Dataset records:
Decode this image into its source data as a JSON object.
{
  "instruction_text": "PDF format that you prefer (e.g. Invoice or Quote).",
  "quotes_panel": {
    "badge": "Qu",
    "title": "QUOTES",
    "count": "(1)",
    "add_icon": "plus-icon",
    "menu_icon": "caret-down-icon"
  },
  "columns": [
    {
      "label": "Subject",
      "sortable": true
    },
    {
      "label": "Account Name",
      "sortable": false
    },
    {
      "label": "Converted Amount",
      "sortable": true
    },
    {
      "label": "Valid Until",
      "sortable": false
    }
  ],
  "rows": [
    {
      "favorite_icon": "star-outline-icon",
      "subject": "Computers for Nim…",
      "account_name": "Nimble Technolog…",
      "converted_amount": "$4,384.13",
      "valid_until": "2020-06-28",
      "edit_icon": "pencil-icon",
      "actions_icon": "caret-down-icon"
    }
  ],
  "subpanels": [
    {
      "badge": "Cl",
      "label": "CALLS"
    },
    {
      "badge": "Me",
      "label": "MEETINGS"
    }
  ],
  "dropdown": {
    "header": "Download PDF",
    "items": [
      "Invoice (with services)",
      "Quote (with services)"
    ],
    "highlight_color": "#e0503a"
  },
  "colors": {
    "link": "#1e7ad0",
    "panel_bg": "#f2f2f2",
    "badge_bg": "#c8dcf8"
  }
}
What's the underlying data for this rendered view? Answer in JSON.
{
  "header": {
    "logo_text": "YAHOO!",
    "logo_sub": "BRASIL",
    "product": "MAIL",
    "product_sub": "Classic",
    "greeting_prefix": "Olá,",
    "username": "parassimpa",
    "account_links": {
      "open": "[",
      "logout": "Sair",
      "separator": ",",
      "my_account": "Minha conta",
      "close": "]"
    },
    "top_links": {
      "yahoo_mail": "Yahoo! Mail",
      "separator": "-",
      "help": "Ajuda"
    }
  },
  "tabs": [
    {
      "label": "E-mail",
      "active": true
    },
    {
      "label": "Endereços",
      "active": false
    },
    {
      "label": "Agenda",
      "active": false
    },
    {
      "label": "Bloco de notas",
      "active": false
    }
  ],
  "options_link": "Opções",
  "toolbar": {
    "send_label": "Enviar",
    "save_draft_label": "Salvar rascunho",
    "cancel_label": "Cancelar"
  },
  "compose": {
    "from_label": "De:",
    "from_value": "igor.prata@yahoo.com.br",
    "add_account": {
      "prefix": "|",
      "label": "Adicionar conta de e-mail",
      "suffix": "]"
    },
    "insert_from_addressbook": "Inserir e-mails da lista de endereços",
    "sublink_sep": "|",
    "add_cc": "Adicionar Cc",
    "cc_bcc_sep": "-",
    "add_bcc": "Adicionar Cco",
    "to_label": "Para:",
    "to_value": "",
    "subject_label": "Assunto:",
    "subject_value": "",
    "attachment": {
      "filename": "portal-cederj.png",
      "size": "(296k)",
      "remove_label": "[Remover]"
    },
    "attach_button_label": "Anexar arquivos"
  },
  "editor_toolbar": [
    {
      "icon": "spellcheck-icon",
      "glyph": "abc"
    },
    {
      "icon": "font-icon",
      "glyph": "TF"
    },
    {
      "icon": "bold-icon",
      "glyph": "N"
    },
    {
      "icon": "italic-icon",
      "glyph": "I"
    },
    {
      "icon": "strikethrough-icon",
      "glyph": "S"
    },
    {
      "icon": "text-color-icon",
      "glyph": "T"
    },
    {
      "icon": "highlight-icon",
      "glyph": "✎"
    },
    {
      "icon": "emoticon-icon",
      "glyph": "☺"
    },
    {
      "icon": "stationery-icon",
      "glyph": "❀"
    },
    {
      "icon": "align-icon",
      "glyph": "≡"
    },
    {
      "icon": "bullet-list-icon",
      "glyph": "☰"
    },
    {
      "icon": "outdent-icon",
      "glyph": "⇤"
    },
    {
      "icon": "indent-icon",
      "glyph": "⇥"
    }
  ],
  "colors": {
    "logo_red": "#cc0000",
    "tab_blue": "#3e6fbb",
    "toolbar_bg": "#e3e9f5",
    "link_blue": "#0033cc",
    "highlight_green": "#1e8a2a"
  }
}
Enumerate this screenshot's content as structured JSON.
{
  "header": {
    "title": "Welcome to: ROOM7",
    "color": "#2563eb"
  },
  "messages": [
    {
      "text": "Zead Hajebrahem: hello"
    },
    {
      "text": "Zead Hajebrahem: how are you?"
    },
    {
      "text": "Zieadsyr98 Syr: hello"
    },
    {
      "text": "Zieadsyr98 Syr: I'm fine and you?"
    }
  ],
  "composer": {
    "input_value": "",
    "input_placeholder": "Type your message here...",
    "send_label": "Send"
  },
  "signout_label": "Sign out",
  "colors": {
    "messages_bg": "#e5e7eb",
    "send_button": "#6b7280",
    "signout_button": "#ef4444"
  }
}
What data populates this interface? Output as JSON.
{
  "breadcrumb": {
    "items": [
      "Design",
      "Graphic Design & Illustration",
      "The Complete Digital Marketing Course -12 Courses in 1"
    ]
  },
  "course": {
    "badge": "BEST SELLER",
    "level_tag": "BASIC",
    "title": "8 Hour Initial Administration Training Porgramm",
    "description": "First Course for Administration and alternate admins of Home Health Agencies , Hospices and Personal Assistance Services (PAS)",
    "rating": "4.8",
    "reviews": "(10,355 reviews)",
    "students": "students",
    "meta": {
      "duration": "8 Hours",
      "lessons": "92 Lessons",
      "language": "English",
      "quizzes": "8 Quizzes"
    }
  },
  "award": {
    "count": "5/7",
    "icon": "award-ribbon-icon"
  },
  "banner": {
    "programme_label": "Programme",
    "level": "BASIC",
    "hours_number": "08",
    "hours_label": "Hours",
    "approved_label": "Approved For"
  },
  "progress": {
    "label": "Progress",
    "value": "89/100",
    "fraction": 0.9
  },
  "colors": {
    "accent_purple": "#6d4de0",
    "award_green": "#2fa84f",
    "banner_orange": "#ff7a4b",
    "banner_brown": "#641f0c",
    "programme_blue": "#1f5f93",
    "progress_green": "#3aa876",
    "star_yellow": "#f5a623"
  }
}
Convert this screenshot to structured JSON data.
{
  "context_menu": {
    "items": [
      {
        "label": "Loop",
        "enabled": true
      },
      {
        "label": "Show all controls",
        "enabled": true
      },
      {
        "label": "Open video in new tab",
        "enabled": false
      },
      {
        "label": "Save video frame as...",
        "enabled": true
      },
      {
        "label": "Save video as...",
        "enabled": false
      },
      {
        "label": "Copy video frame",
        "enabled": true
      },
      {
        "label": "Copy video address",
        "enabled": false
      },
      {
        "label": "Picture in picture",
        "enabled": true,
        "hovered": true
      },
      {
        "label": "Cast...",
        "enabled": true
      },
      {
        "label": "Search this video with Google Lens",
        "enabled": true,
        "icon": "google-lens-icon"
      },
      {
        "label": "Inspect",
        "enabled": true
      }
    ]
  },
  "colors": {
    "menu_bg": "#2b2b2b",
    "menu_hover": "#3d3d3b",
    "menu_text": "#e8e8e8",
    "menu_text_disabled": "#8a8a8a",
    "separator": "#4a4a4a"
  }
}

### AIM
Go through the listing and copy all of it exactly.

### RESPONSE BELOW
Decode this image into its source data as a JSON object.
{
  "instruction_text": "PDF format that you prefer (e.g. Invoice or Quote).",
  "quotes_panel": {
    "badge": "Qu",
    "title": "QUOTES",
    "count": "(1)",
    "add_icon": "plus-icon",
    "menu_icon": "caret-down-icon"
  },
  "columns": [
    {
      "label": "Subject",
      "sortable": true
    },
    {
      "label": "Account Name",
      "sortable": false
    },
    {
      "label": "Converted Amount",
      "sortable": true
    },
    {
      "label": "Valid Until",
      "sortable": false
    }
  ],
  "rows": [
    {
      "favorite_icon": "star-outline-icon",
      "subject": "Computers for Nim…",
      "account_name": "Nimble Technolog…",
      "converted_amount": "$4,384.13",
      "valid_until": "2020-06-28",
      "edit_icon": "pencil-icon",
      "actions_icon": "caret-down-icon"
    }
  ],
  "subpanels": [
    {
      "badge": "Cl",
      "label": "CALLS"
    },
    {
      "badge": "Me",
      "label": "MEETINGS"
    }
  ],
  "dropdown": {
    "header": "Download PDF",
    "items": [
      "Invoice (with services)",
      "Quote (with services)"
    ],
    "highlight_color": "#e0503a"
  },
  "colors": {
    "link": "#1e7ad0",
    "panel_bg": "#f2f2f2",
    "badge_bg": "#c8dcf8"
  }
}
What's the underlying data for this rendered view? Answer in JSON.
{
  "header": {
    "logo_text": "YAHOO!",
    "logo_sub": "BRASIL",
    "product": "MAIL",
    "product_sub": "Classic",
    "greeting_prefix": "Olá,",
    "username": "parassimpa",
    "account_links": {
      "open": "[",
      "logout": "Sair",
      "separator": ",",
      "my_account": "Minha conta",
      "close": "]"
    },
    "top_links": {
      "yahoo_mail": "Yahoo! Mail",
      "separator": "-",
      "help": "Ajuda"
    }
  },
  "tabs": [
    {
      "label": "E-mail",
      "active": true
    },
    {
      "label": "Endereços",
      "active": false
    },
    {
      "label": "Agenda",
      "active": false
    },
    {
      "label": "Bloco de notas",
      "active": false
    }
  ],
  "options_link": "Opções",
  "toolbar": {
    "send_label": "Enviar",
    "save_draft_label": "Salvar rascunho",
    "cancel_label": "Cancelar"
  },
  "compose": {
    "from_label": "De:",
    "from_value": "igor.prata@yahoo.com.br",
    "add_account": {
      "prefix": "|",
      "label": "Adicionar conta de e-mail",
      "suffix": "]"
    },
    "insert_from_addressbook": "Inserir e-mails da lista de endereços",
    "sublink_sep": "|",
    "add_cc": "Adicionar Cc",
    "cc_bcc_sep": "-",
    "add_bcc": "Adicionar Cco",
    "to_label": "Para:",
    "to_value": "",
    "subject_label": "Assunto:",
    "subject_value": "",
    "attachment": {
      "filename": "portal-cederj.png",
      "size": "(296k)",
      "remove_label": "[Remover]"
    },
    "attach_button_label": "Anexar arquivos"
  },
  "editor_toolbar": [
    {
      "icon": "spellcheck-icon",
      "glyph": "abc"
    },
    {
      "icon": "font-icon",
      "glyph": "TF"
    },
    {
      "icon": "bold-icon",
      "glyph": "N"
    },
    {
      "icon": "italic-icon",
      "glyph": "I"
    },
    {
      "icon": "strikethrough-icon",
      "glyph": "S"
    },
    {
      "icon": "text-color-icon",
      "glyph": "T"
    },
    {
      "icon": "highlight-icon",
      "glyph": "✎"
    },
    {
      "icon": "emoticon-icon",
      "glyph": "☺"
    },
    {
      "icon": "stationery-icon",
      "glyph": "❀"
    },
    {
      "icon": "align-icon",
      "glyph": "≡"
    },
    {
      "icon": "bullet-list-icon",
      "glyph": "☰"
    },
    {
      "icon": "outdent-icon",
      "glyph": "⇤"
    },
    {
      "icon": "indent-icon",
      "glyph": "⇥"
    }
  ],
  "colors": {
    "logo_red": "#cc0000",
    "tab_blue": "#3e6fbb",
    "toolbar_bg": "#e3e9f5",
    "link_blue": "#0033cc",
    "highlight_green": "#1e8a2a"
  }
}
Enumerate this screenshot's content as structured JSON.
{
  "header": {
    "title": "Welcome to: ROOM7",
    "color": "#2563eb"
  },
  "messages": [
    {
      "text": "Zead Hajebrahem: hello"
    },
    {
      "text": "Zead Hajebrahem: how are you?"
    },
    {
      "text": "Zieadsyr98 Syr: hello"
    },
    {
      "text": "Zieadsyr98 Syr: I'm fine and you?"
    }
  ],
  "composer": {
    "input_value": "",
    "input_placeholder": "Type your message here...",
    "send_label": "Send"
  },
  "signout_label": "Sign out",
  "colors": {
    "messages_bg": "#e5e7eb",
    "send_button": "#6b7280",
    "signout_button": "#ef4444"
  }
}
What data populates this interface? Output as JSON.
{
  "breadcrumb": {
    "items": [
      "Design",
      "Graphic Design & Illustration",
      "The Complete Digital Marketing Course -12 Courses in 1"
    ]
  },
  "course": {
    "badge": "BEST SELLER",
    "level_tag": "BASIC",
    "title": "8 Hour Initial Administration Training Porgramm",
    "description": "First Course for Administration and alternate admins of Home Health Agencies , Hospices and Personal Assistance Services (PAS)",
    "rating": "4.8",
    "reviews": "(10,355 reviews)",
    "students": "students",
    "meta": {
      "duration": "8 Hours",
      "lessons": "92 Lessons",
      "language": "English",
      "quizzes": "8 Quizzes"
    }
  },
  "award": {
    "count": "5/7",
    "icon": "award-ribbon-icon"
  },
  "banner": {
    "programme_label": "Programme",
    "level": "BASIC",
    "hours_number": "08",
    "hours_label": "Hours",
    "approved_label": "Approved For"
  },
  "progress": {
    "label": "Progress",
    "value": "89/100",
    "fraction": 0.9
  },
  "colors": {
    "accent_purple": "#6d4de0",
    "award_green": "#2fa84f",
    "banner_orange": "#ff7a4b",
    "banner_brown": "#641f0c",
    "programme_blue": "#1f5f93",
    "progress_green": "#3aa876",
    "star_yellow": "#f5a623"
  }
}
Convert this screenshot to structured JSON data.
{
  "context_menu": {
    "items": [
      {
        "label": "Loop",
        "enabled": true
      },
      {
        "label": "Show all controls",
        "enabled": true
      },
      {
        "label": "Open video in new tab",
        "enabled": false
      },
      {
        "label": "Save video frame as...",
        "enabled": true
      },
      {
        "label": "Save video as...",
        "enabled": false
      },
      {
        "label": "Copy video frame",
        "enabled": true
      },
      {
        "label": "Copy video address",
        "enabled": false
      },
      {
        "label": "Picture in picture",
        "enabled": true,
        "hovered": true
      },
      {
        "label": "Cast...",
        "enabled": true
      },
      {
        "label": "Search this video with Google Lens",
        "enabled": true,
        "icon": "google-lens-icon"
      },
      {
        "label": "Inspect",
        "enabled": true
      }
    ]
  },
  "colors": {
    "menu_bg": "#2b2b2b",
    "menu_hover": "#3d3d3b",
    "menu_text": "#e8e8e8",
    "menu_text_disabled": "#8a8a8a",
    "separator": "#4a4a4a"
  }
}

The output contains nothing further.